Find and copy each line of the records where the string "icon" shows up.

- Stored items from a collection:

════════════════

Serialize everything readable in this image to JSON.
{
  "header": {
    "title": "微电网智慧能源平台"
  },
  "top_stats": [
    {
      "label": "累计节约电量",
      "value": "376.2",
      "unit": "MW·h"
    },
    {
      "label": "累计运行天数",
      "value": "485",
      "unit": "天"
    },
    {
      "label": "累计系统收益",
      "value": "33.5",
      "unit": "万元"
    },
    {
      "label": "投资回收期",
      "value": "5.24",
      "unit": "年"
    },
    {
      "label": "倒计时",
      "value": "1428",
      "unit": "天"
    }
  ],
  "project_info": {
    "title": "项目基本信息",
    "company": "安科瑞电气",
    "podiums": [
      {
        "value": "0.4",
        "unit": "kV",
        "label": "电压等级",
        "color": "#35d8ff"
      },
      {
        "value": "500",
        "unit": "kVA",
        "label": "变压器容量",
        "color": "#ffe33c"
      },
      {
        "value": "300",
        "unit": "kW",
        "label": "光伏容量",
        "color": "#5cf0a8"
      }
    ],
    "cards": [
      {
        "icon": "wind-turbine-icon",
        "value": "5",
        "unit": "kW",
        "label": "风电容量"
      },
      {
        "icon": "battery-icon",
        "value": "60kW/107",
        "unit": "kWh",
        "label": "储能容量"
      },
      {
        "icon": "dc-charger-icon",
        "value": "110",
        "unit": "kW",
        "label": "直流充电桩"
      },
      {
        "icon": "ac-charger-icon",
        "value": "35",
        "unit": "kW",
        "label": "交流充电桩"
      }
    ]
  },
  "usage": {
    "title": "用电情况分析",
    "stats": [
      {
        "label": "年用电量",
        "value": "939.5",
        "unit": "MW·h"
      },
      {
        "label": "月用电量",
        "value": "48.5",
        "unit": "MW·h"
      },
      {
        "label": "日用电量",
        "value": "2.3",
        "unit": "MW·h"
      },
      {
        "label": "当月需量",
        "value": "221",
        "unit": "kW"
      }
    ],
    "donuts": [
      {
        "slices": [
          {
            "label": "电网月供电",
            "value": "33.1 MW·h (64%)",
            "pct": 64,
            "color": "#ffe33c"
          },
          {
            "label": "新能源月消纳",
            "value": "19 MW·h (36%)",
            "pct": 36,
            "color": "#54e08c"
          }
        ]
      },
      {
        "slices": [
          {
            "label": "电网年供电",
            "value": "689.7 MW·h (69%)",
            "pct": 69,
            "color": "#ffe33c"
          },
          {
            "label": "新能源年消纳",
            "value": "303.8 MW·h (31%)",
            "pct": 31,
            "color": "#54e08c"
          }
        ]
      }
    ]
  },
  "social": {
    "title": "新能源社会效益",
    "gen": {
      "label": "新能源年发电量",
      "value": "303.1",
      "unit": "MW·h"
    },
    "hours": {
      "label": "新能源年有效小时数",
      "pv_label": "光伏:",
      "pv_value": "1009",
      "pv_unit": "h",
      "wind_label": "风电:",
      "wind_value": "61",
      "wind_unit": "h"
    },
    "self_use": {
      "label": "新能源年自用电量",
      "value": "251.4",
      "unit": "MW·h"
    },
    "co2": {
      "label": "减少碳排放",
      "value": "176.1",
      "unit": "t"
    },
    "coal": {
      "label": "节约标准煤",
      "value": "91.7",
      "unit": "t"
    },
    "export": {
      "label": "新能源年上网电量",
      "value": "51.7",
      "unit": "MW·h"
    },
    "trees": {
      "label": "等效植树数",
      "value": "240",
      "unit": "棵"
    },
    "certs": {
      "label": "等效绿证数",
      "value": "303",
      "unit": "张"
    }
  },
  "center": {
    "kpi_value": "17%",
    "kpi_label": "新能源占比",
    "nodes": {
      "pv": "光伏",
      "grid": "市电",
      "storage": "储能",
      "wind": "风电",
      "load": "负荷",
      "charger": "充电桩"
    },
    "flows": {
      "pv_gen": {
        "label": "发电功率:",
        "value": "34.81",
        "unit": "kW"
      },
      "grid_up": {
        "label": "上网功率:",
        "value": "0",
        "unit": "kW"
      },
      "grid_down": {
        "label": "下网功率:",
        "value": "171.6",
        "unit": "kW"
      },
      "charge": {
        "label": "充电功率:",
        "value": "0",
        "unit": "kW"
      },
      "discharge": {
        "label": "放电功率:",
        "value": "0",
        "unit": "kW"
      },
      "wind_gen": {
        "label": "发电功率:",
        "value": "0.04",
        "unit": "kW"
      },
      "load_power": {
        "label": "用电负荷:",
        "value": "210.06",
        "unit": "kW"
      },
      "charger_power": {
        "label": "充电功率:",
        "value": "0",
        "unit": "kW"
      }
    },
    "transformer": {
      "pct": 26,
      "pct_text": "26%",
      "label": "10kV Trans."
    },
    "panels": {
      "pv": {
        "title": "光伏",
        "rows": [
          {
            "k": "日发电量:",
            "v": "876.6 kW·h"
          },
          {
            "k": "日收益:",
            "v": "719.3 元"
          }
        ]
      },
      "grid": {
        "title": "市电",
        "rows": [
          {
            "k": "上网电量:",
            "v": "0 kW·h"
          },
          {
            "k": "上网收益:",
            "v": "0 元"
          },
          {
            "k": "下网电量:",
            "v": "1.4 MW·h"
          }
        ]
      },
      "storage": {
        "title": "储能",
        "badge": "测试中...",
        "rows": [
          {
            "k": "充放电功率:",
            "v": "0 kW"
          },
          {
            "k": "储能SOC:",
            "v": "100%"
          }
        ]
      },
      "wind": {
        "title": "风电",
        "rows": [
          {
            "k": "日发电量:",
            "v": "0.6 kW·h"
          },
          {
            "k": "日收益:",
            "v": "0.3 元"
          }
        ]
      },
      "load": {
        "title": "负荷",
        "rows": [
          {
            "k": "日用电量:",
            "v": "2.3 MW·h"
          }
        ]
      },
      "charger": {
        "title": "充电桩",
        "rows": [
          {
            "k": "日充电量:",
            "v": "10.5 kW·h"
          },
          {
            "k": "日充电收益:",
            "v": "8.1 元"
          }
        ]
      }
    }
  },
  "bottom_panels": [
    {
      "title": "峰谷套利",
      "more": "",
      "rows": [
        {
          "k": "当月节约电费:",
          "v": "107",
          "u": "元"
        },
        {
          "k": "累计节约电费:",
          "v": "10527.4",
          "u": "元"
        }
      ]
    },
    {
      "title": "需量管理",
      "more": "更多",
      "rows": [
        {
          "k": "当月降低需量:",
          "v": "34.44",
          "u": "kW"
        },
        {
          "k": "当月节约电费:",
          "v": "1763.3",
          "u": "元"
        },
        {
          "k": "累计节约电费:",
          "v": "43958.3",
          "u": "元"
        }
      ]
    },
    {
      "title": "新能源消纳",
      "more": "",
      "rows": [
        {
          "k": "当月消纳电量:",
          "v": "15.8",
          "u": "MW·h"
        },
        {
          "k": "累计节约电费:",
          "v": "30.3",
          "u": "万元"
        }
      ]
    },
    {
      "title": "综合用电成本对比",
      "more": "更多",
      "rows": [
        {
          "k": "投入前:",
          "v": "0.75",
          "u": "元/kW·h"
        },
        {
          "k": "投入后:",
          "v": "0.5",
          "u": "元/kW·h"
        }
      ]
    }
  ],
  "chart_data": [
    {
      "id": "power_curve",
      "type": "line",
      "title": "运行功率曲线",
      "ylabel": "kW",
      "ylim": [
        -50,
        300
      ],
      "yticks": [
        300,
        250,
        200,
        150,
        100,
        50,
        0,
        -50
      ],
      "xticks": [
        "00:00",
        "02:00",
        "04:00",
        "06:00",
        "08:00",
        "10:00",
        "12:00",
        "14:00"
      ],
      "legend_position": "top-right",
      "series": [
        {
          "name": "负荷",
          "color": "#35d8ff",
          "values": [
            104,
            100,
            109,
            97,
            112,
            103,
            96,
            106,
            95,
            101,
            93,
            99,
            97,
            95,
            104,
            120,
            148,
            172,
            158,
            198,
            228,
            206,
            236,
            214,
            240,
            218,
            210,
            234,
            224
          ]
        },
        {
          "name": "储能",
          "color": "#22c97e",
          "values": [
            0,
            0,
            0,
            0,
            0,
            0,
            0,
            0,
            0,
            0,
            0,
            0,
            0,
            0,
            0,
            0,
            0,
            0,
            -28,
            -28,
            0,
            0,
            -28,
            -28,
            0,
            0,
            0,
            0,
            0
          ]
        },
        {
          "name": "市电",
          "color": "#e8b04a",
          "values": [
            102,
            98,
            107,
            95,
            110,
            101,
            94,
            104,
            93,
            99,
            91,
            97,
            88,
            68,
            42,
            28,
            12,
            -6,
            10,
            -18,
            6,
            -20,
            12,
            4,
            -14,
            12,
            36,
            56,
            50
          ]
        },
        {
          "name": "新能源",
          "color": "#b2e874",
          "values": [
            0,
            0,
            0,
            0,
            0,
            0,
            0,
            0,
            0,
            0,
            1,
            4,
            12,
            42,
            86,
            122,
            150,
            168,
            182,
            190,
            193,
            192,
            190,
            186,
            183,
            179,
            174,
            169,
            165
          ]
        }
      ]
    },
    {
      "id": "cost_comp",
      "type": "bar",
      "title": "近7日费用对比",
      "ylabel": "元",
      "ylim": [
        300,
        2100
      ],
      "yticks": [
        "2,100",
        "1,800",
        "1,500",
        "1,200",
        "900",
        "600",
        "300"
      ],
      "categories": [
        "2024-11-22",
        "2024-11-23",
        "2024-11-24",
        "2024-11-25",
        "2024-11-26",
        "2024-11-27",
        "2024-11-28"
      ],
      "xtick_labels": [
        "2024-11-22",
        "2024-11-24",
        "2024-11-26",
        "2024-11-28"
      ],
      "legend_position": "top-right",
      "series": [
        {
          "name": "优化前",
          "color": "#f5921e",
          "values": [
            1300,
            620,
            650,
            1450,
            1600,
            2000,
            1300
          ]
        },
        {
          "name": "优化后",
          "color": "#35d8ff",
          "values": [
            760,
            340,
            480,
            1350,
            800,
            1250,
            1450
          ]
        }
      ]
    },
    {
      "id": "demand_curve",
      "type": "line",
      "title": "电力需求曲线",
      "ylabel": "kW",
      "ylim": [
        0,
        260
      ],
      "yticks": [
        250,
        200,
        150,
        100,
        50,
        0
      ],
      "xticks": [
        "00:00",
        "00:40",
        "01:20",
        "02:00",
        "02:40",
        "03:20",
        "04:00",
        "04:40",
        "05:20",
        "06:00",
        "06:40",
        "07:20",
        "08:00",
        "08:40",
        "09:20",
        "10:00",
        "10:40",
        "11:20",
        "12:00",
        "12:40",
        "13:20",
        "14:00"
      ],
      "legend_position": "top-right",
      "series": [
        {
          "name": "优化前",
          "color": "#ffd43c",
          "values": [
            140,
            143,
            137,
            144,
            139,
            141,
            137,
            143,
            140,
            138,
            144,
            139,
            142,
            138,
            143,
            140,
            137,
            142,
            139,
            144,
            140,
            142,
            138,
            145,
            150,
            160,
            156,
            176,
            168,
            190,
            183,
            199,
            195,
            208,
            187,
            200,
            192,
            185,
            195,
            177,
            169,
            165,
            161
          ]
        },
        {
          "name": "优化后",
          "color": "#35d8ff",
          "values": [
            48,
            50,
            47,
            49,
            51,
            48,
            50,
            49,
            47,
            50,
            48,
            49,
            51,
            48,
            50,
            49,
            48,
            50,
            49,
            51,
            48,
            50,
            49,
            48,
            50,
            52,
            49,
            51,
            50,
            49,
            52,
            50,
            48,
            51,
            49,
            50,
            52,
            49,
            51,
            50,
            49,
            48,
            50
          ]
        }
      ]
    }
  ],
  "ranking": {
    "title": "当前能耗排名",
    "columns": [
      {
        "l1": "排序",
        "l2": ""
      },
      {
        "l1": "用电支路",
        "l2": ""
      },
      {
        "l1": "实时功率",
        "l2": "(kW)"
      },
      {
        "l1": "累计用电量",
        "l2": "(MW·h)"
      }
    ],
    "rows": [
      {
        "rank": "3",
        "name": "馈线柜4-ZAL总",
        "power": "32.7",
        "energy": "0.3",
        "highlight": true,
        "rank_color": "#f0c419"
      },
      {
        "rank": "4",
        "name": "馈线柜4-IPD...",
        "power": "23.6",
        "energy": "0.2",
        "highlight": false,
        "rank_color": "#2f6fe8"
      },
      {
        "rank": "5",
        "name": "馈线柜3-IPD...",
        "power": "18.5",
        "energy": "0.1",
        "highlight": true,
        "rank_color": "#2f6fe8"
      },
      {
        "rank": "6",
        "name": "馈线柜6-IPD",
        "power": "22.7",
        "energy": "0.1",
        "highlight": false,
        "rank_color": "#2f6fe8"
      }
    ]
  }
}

════════════════

- THE SOLUTION:
        "icon": "wind-turbine-icon",
        "icon": "battery-icon",
        "icon": "dc-charger-icon",
        "icon": "ac-charger-icon",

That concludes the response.